Provided records
---

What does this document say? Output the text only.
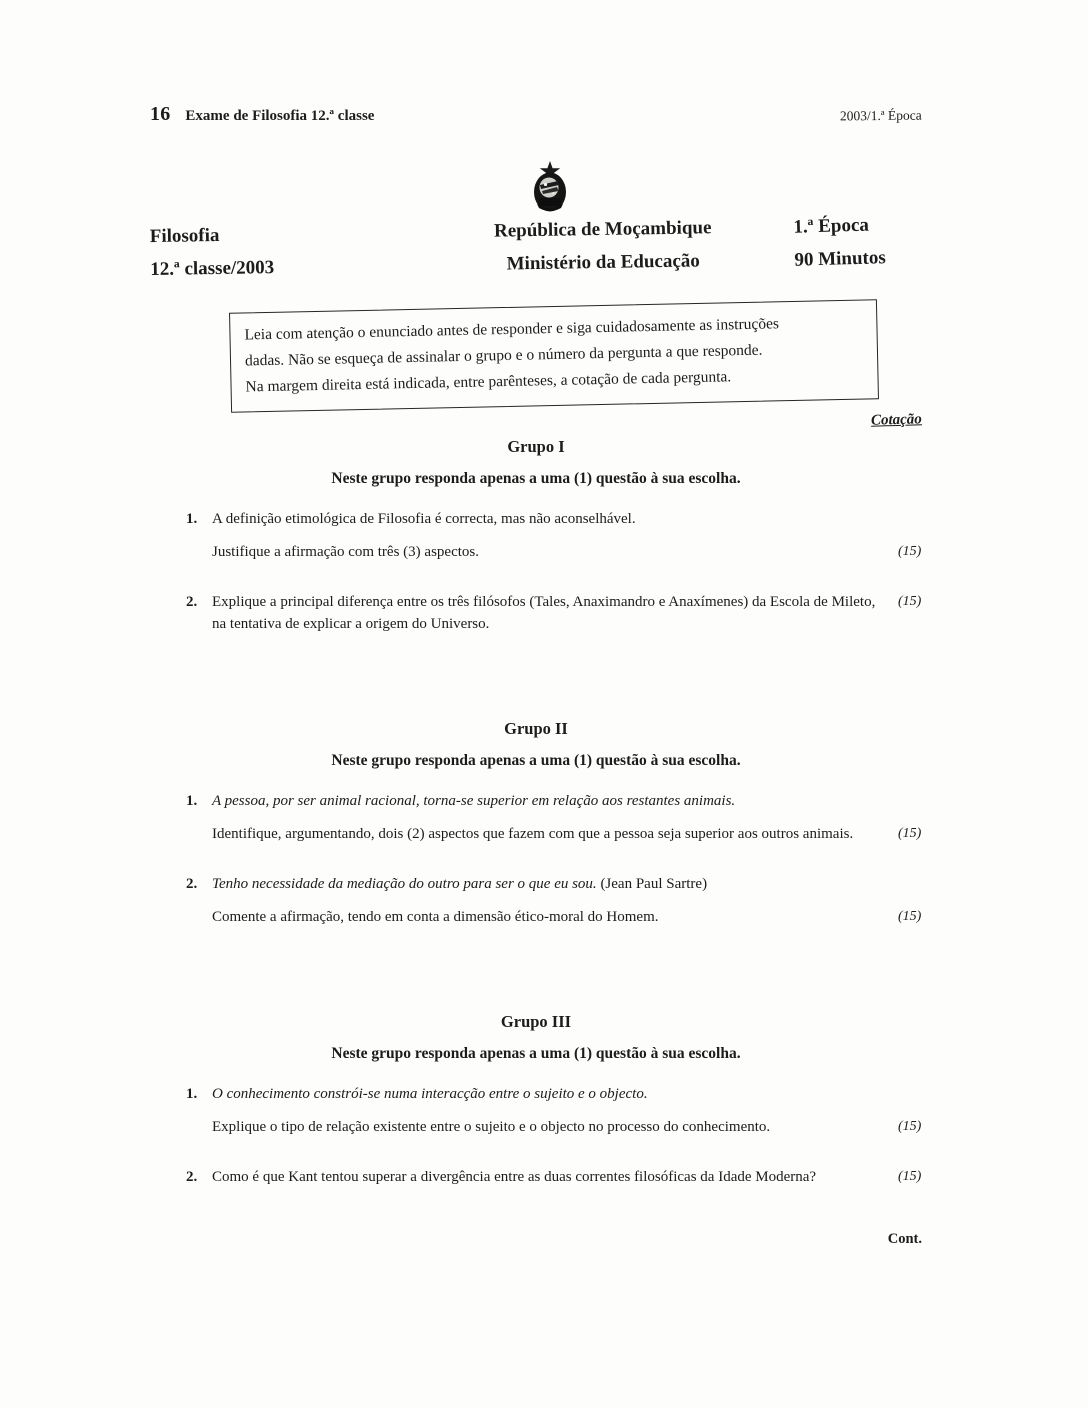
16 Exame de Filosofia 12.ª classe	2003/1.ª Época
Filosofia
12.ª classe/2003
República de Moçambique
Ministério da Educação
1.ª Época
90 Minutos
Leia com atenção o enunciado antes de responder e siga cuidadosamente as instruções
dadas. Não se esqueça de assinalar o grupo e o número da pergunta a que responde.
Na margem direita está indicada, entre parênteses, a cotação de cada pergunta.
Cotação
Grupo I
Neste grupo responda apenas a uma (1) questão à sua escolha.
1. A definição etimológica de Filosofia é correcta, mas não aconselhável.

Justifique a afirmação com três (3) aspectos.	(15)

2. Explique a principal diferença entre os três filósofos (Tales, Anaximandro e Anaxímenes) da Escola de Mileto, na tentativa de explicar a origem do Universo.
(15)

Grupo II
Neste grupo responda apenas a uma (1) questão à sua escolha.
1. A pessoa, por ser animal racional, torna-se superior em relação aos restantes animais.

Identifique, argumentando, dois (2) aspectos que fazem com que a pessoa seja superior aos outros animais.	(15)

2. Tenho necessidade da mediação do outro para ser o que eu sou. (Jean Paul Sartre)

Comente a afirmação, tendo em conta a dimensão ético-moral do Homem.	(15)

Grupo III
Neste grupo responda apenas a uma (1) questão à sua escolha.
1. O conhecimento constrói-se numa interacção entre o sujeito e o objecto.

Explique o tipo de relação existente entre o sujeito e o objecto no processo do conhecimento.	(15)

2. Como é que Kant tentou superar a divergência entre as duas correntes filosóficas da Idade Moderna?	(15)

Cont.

---

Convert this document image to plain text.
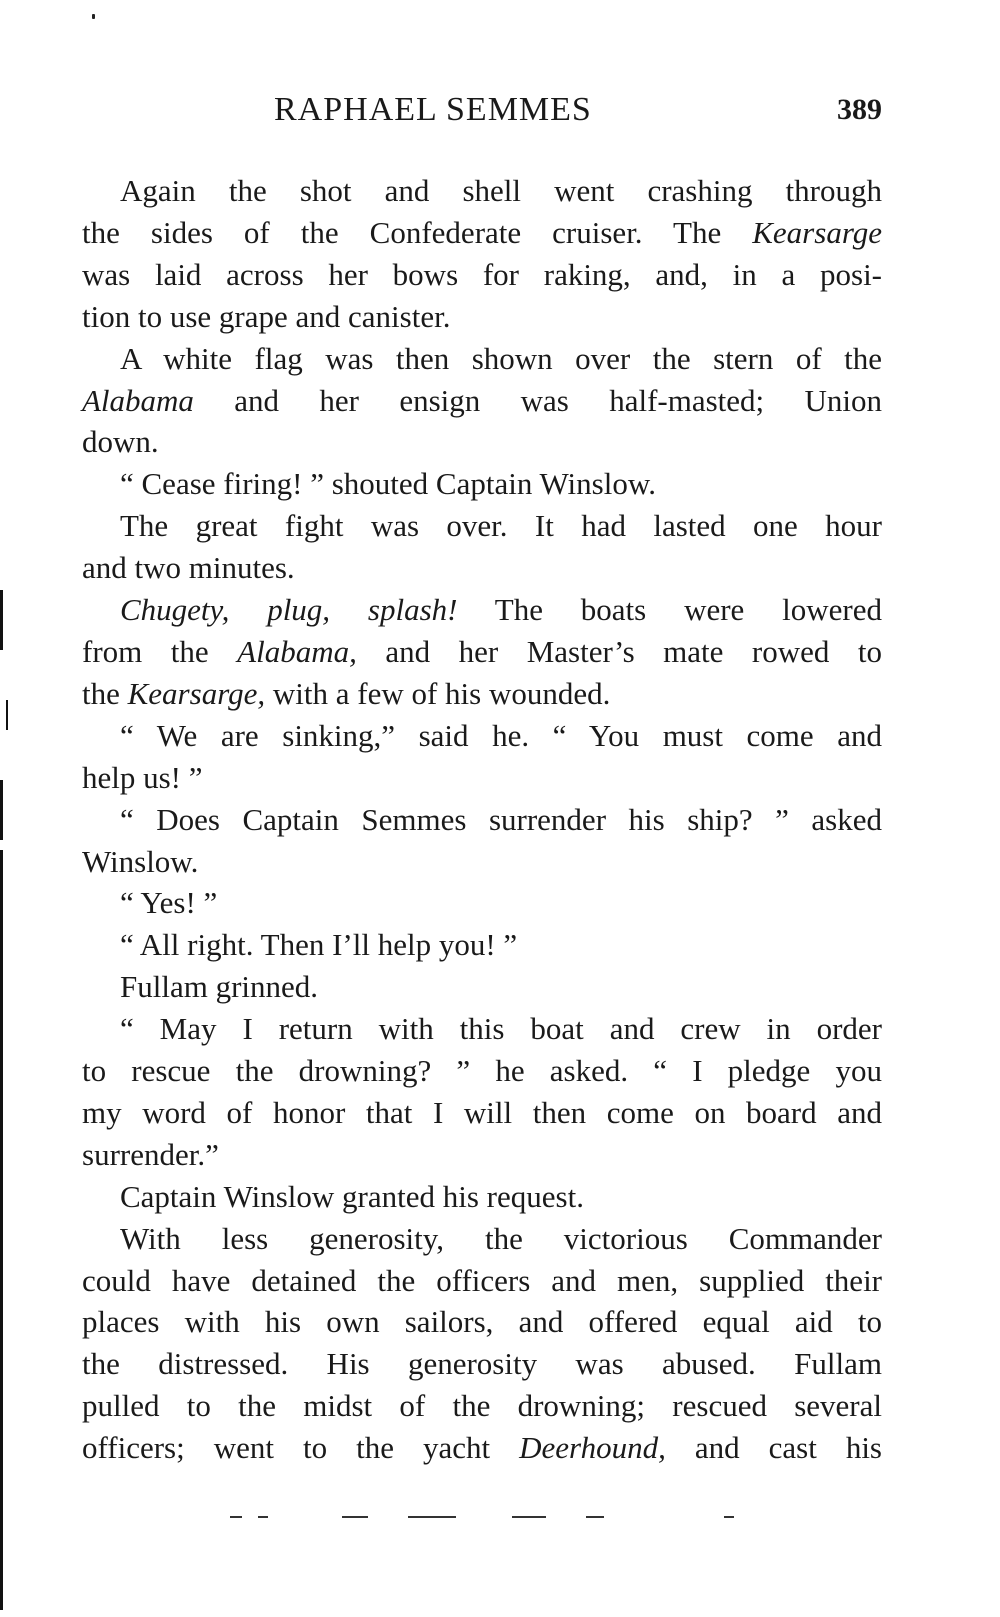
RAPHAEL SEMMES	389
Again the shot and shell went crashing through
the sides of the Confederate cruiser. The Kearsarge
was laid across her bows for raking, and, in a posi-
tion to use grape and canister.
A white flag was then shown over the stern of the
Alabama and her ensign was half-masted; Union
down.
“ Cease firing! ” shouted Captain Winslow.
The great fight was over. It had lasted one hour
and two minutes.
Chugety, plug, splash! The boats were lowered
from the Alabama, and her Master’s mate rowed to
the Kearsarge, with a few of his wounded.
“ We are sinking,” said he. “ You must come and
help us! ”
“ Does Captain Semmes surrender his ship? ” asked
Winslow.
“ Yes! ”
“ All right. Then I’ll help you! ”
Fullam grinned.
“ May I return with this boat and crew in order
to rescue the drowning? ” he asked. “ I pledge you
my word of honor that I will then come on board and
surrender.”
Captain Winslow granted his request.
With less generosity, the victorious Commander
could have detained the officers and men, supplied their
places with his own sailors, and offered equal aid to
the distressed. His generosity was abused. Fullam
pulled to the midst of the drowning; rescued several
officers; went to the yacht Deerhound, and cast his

---

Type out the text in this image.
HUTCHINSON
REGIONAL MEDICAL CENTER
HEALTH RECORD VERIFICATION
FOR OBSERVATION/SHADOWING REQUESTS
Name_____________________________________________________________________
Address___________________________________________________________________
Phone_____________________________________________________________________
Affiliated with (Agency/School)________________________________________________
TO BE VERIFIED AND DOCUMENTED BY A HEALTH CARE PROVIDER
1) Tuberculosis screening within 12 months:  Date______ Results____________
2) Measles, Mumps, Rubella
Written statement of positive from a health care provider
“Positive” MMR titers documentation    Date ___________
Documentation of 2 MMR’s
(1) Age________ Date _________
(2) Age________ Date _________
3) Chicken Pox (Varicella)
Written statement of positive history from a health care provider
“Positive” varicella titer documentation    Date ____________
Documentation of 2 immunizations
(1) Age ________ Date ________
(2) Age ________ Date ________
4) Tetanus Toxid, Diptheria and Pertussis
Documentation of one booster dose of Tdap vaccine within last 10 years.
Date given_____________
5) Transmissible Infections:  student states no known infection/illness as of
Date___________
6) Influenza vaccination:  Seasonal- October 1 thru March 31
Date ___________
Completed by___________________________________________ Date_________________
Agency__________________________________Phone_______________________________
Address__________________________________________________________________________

---

Looking at the entries above, how many lines contain the word "sujeito"? Answer with the number alone.

Task response
2